- **Set exercise**:
Return the lines where the word "наименования" occurs.
## Begin Provided records
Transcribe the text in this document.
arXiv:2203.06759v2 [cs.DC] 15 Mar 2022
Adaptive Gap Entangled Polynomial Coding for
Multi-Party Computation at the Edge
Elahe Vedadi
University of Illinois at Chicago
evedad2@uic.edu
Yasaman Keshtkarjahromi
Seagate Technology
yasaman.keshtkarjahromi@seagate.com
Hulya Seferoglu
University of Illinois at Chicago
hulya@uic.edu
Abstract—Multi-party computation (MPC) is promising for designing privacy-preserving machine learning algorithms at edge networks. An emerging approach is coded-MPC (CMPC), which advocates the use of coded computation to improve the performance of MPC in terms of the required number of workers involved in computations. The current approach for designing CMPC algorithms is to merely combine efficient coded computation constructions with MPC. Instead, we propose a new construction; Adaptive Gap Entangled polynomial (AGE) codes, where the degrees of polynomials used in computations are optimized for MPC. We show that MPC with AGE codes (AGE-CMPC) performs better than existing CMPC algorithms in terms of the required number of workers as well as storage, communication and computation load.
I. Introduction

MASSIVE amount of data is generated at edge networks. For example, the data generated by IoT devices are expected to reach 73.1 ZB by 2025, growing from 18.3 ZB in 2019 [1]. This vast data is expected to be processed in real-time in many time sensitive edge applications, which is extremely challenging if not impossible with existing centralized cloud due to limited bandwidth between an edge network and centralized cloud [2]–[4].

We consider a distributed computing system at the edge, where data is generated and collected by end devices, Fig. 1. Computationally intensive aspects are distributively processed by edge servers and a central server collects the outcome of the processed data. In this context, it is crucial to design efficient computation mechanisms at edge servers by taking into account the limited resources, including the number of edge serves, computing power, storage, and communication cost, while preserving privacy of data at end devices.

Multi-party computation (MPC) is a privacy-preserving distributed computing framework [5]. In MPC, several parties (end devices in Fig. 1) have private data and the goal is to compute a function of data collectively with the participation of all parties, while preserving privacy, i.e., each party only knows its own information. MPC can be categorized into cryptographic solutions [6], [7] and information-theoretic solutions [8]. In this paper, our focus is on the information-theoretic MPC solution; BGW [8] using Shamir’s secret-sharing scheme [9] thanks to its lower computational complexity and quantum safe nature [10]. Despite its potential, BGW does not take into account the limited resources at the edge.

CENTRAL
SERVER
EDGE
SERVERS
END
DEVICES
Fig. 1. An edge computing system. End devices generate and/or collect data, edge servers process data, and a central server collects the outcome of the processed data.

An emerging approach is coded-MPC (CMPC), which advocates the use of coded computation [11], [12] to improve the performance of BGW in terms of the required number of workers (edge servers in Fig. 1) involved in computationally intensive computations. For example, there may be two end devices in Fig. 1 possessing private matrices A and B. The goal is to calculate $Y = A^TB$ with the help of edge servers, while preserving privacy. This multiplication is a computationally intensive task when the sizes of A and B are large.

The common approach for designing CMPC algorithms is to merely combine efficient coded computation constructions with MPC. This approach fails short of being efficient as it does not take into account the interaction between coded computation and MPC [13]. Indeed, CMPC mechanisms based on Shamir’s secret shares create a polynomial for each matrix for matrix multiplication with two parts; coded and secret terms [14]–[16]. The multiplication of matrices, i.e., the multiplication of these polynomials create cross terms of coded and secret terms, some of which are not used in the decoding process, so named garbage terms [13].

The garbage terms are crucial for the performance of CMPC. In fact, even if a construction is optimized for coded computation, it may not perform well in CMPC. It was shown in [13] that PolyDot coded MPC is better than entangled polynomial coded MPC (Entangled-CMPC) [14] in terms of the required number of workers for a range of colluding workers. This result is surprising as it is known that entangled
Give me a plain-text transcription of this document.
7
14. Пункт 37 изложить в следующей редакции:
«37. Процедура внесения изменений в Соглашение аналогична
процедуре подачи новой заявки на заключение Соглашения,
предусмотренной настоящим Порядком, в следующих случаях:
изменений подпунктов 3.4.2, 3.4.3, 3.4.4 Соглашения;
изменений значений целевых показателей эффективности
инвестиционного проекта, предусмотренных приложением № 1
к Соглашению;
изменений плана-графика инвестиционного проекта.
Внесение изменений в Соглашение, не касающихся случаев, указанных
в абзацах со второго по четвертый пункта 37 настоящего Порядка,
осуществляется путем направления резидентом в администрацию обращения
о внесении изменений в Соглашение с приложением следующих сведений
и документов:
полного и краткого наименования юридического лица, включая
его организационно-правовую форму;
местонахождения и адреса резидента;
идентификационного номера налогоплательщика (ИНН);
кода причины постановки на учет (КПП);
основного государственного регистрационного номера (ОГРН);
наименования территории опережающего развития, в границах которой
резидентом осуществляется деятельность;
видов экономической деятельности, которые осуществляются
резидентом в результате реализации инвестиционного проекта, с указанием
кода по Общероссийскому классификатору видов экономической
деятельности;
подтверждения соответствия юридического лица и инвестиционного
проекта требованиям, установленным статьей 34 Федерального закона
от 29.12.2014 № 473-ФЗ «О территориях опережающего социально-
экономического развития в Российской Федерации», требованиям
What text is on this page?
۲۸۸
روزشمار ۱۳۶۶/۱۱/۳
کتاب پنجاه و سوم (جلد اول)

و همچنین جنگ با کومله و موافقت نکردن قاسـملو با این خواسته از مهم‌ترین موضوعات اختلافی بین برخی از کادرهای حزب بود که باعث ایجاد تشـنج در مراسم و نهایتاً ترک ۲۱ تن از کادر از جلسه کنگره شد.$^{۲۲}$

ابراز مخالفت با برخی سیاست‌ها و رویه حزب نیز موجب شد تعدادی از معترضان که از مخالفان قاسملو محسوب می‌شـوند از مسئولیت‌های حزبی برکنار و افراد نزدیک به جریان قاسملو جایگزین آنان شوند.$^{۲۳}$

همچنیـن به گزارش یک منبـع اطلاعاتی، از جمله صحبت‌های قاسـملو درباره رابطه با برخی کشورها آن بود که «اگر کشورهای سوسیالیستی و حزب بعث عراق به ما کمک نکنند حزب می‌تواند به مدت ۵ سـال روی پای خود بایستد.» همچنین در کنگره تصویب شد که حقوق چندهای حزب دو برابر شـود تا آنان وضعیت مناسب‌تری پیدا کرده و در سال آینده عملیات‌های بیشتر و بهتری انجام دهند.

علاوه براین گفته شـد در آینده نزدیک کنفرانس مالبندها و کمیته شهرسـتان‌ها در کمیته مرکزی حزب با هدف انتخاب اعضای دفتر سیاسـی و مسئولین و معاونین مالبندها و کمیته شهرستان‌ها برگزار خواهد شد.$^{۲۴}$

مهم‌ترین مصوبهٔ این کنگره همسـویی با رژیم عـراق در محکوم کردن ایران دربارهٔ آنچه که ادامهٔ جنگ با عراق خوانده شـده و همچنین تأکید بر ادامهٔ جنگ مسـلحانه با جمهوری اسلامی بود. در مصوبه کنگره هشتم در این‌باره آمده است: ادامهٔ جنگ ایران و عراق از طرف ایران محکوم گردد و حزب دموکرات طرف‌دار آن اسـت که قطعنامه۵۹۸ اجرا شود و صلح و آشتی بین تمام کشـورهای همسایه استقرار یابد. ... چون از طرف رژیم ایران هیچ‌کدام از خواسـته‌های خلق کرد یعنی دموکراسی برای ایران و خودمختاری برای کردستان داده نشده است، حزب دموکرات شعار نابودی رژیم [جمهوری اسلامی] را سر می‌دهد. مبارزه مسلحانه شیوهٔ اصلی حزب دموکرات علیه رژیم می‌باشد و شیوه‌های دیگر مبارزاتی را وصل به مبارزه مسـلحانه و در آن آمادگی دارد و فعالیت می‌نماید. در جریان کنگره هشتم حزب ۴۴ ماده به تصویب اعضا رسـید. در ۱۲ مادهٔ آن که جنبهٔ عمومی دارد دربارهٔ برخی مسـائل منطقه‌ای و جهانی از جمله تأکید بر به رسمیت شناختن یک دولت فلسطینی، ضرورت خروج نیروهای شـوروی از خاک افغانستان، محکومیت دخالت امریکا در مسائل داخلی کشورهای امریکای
## End Provided records
- **Expected answer**:
полного и краткого наименования юридического лица, включая
наименования территории опережающего развития, в границах которой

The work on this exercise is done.